(Records about charts and figures)
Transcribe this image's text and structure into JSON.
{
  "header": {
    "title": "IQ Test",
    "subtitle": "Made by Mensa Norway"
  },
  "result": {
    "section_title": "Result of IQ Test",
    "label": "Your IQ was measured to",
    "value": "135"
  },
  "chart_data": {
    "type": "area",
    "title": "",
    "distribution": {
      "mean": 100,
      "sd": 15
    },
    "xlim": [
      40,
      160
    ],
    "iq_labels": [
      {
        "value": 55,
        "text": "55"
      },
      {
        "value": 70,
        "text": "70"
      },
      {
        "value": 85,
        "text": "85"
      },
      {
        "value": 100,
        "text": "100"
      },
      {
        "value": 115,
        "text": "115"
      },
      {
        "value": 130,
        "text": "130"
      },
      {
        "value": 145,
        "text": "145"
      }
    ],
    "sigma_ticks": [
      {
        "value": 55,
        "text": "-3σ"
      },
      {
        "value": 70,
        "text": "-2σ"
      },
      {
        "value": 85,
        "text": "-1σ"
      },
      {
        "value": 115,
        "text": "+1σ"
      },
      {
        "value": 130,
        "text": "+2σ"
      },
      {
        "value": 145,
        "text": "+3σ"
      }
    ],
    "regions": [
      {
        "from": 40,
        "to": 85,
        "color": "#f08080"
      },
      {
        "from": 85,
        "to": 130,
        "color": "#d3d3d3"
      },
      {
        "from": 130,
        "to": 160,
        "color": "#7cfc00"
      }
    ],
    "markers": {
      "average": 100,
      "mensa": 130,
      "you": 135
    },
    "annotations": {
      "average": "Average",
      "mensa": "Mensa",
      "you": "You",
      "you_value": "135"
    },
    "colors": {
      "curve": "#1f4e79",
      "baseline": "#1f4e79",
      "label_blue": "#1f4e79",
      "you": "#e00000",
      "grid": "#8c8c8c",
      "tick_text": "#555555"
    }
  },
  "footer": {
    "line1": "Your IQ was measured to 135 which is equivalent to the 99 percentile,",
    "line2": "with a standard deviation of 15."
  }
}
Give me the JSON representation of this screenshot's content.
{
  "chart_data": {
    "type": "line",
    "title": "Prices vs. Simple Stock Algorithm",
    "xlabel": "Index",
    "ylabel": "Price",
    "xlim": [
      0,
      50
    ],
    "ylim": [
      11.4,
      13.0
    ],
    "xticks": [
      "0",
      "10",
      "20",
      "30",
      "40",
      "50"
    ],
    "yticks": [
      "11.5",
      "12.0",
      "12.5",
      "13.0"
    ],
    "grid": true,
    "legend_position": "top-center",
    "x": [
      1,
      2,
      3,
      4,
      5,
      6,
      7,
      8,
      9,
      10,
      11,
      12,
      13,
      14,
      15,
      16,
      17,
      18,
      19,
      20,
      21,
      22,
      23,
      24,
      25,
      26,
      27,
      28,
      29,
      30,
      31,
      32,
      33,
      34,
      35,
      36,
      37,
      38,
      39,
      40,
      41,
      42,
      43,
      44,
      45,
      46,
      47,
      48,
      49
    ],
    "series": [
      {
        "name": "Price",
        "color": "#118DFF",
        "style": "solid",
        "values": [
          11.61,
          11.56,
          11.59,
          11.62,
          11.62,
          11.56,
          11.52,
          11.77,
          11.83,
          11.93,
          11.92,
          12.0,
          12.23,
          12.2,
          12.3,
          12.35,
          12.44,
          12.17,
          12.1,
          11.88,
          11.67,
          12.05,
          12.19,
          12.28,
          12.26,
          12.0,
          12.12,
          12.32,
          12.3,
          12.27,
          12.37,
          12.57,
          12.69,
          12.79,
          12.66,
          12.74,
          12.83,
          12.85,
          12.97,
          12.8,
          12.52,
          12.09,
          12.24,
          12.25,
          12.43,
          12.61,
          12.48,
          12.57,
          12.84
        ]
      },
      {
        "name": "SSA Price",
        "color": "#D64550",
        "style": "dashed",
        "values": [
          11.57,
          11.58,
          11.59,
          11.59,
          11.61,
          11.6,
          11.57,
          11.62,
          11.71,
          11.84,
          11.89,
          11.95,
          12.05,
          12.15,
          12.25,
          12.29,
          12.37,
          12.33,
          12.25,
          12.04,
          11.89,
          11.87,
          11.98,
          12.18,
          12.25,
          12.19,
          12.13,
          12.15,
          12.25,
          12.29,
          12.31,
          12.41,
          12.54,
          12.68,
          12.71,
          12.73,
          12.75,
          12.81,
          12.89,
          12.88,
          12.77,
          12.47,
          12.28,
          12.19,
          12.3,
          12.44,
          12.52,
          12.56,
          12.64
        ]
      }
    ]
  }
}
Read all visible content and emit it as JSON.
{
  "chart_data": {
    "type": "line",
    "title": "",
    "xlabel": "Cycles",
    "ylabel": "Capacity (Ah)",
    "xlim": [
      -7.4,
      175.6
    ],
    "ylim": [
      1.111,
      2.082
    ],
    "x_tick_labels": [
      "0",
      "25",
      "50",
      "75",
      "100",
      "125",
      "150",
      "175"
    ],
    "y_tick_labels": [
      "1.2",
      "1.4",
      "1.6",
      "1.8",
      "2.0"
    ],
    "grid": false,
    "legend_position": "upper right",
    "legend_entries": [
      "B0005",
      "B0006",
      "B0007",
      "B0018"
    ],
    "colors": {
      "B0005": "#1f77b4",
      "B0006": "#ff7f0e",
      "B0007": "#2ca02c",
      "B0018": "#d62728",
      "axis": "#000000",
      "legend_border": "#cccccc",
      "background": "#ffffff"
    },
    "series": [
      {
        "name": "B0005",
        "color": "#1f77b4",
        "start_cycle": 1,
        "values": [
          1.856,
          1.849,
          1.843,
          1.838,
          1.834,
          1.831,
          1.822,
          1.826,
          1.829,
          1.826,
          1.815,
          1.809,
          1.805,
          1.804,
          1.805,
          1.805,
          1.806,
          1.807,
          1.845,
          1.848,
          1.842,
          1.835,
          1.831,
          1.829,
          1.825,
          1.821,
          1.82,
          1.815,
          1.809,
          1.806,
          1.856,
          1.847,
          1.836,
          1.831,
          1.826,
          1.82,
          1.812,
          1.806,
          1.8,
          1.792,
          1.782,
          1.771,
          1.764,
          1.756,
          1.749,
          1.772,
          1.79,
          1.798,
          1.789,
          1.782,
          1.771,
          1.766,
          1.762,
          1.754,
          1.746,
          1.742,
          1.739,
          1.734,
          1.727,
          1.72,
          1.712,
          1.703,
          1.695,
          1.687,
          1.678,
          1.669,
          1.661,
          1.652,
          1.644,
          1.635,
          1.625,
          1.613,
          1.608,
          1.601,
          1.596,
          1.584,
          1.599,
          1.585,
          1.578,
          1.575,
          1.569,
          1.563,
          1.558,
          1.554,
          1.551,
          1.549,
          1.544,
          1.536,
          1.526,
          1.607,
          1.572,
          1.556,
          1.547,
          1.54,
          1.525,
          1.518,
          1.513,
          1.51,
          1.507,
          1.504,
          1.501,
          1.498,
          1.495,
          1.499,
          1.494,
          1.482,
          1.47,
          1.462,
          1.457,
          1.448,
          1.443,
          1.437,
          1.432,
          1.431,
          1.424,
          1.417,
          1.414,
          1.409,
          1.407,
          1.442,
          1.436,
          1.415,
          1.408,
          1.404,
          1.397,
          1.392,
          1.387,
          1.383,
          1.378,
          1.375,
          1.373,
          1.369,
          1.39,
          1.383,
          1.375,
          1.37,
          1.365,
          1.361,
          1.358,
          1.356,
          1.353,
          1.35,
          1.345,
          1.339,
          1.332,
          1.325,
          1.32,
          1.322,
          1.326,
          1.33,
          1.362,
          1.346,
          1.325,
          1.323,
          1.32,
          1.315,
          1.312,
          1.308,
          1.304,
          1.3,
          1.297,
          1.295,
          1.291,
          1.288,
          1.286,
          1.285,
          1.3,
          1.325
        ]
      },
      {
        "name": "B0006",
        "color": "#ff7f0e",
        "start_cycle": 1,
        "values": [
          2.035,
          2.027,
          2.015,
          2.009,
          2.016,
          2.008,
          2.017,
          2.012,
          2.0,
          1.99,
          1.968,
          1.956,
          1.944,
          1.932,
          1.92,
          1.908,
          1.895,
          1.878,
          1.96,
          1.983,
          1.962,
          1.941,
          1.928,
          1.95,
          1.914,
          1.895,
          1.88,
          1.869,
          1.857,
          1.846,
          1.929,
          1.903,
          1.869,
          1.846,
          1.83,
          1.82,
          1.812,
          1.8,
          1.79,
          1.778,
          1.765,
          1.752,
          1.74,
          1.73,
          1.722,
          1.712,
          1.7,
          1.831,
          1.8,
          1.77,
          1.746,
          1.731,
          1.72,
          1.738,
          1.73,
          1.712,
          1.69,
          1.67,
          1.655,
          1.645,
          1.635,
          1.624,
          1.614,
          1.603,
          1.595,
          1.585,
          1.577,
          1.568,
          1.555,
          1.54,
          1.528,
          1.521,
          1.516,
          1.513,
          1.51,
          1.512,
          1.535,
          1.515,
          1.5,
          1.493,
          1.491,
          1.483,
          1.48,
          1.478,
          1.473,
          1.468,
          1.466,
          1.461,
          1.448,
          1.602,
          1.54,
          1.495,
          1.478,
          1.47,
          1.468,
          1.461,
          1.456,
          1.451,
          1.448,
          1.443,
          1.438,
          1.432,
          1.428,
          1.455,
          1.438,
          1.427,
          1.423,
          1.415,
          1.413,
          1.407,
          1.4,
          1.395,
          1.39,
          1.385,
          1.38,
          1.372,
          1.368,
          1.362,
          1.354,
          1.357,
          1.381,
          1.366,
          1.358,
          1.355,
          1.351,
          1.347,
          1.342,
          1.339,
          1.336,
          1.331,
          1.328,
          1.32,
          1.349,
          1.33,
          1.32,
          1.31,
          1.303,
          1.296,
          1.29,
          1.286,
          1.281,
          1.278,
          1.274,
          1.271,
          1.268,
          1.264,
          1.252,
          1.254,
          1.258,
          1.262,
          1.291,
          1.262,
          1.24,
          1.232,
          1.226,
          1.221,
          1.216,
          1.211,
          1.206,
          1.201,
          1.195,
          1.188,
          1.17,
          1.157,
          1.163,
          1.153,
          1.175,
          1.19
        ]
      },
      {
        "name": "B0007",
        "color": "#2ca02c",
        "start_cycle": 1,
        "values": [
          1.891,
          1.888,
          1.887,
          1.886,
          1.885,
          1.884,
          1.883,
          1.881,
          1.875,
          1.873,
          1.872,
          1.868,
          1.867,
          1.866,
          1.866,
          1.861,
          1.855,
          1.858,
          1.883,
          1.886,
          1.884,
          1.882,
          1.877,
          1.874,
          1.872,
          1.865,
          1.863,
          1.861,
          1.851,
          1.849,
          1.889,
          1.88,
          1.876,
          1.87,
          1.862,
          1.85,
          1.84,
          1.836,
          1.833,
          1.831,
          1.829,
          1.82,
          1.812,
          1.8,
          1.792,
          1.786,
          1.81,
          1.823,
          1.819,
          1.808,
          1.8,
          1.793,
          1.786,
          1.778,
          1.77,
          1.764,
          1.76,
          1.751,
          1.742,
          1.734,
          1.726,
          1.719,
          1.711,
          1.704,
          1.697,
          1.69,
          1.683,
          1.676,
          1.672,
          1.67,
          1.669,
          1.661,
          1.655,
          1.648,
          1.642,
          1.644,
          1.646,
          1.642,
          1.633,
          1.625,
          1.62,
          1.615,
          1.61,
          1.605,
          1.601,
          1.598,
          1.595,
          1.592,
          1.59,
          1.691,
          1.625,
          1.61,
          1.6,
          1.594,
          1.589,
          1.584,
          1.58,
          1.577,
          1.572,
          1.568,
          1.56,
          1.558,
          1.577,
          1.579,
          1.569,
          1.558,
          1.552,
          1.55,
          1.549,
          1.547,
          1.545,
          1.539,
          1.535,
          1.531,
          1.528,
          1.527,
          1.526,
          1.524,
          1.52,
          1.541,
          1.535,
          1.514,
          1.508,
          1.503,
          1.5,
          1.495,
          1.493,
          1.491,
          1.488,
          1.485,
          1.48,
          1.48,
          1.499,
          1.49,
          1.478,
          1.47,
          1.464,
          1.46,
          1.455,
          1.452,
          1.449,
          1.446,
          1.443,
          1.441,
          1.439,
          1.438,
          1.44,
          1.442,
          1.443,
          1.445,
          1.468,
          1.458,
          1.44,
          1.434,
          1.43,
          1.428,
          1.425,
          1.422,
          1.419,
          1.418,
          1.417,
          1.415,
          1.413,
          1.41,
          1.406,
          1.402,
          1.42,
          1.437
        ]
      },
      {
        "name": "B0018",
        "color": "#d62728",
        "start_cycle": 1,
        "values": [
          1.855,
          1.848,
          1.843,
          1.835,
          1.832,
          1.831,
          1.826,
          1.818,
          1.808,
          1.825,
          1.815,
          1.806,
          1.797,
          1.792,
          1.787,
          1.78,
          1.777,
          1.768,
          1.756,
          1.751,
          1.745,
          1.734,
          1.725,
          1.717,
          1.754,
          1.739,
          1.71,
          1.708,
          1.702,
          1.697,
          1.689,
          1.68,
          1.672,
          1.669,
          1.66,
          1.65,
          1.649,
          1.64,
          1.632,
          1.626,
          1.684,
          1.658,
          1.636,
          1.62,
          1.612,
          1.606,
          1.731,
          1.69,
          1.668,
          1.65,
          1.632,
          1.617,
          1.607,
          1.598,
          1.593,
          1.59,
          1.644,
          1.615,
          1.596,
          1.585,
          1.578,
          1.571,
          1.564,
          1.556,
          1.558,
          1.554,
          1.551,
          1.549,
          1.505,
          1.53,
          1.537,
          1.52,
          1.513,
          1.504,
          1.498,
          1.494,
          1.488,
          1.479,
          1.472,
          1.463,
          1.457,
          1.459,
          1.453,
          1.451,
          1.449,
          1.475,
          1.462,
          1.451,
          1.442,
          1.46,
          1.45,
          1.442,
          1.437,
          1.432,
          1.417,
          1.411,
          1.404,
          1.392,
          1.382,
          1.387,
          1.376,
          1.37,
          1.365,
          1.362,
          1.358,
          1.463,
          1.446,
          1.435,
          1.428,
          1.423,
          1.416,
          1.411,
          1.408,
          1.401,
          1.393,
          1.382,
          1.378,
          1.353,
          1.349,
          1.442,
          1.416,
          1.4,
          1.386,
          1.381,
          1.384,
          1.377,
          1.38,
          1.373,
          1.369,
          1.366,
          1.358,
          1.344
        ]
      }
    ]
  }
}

» DIRECTIVE
How many of the lines above include the word "JSON"? Respond with the number alone.

» EXERCISE SOLUTION
3